_WHAT TO PRODUCE:_ Filter the entries, keeping every line with the word "this".

>> start DATA SUPPLIED

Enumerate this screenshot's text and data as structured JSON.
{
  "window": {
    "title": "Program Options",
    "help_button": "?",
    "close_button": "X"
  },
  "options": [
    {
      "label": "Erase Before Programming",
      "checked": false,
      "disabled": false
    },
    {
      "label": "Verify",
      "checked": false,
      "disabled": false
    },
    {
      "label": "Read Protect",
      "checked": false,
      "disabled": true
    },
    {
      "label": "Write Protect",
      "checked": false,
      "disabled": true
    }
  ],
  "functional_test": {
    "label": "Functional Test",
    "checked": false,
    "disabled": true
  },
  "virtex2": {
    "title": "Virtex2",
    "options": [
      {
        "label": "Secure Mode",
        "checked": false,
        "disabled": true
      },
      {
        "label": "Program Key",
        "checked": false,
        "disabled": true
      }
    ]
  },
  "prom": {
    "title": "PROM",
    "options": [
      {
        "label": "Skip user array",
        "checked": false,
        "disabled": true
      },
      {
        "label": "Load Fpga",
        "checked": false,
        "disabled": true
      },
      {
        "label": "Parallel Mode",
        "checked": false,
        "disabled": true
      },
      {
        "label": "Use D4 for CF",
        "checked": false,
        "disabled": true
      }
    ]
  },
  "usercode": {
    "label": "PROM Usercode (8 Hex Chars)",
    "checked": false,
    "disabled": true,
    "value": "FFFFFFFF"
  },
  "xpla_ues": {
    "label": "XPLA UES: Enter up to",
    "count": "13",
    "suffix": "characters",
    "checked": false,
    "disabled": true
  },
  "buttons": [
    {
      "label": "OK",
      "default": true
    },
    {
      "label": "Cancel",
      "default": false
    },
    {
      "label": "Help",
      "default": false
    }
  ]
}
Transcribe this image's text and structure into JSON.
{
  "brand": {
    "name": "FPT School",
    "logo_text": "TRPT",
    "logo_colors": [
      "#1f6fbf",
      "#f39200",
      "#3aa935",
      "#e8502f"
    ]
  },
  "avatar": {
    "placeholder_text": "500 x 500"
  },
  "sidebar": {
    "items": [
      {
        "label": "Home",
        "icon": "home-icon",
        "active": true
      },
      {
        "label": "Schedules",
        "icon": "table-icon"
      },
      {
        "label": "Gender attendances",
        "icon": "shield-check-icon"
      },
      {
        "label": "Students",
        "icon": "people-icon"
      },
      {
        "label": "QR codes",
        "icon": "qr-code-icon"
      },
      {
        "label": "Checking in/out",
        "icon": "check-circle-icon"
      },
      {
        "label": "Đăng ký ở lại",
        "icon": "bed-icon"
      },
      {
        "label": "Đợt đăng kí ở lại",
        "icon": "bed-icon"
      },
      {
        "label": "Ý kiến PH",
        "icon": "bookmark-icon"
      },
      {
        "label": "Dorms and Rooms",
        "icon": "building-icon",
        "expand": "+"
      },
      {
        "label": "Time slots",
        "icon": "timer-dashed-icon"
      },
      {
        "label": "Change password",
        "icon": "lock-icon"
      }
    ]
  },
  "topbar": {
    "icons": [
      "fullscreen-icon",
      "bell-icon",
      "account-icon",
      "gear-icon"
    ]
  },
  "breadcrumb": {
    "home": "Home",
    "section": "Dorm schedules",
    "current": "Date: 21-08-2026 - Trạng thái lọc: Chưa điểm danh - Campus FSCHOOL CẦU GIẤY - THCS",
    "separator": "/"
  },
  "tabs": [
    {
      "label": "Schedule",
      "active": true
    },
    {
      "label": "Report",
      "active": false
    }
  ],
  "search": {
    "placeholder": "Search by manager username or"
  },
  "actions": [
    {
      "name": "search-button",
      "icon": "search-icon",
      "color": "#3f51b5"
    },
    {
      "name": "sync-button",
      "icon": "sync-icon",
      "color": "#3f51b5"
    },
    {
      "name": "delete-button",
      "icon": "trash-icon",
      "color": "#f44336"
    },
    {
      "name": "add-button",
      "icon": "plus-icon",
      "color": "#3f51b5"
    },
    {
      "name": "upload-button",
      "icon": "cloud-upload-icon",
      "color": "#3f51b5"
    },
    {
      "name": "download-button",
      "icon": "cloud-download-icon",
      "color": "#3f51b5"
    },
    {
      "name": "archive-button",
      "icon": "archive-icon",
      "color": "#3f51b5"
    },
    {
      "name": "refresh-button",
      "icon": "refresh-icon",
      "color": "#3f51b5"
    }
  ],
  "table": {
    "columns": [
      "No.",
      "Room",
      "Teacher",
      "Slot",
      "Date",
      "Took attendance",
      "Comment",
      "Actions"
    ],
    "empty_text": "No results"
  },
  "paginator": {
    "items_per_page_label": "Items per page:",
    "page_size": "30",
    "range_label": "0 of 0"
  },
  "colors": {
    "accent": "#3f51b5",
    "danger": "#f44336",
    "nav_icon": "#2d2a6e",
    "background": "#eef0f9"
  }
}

>> end DATA SUPPLIED

_REPLY:_
Enumerate this screenshot's text and data as structured JSON.
Transcribe this image's text and structure into JSON.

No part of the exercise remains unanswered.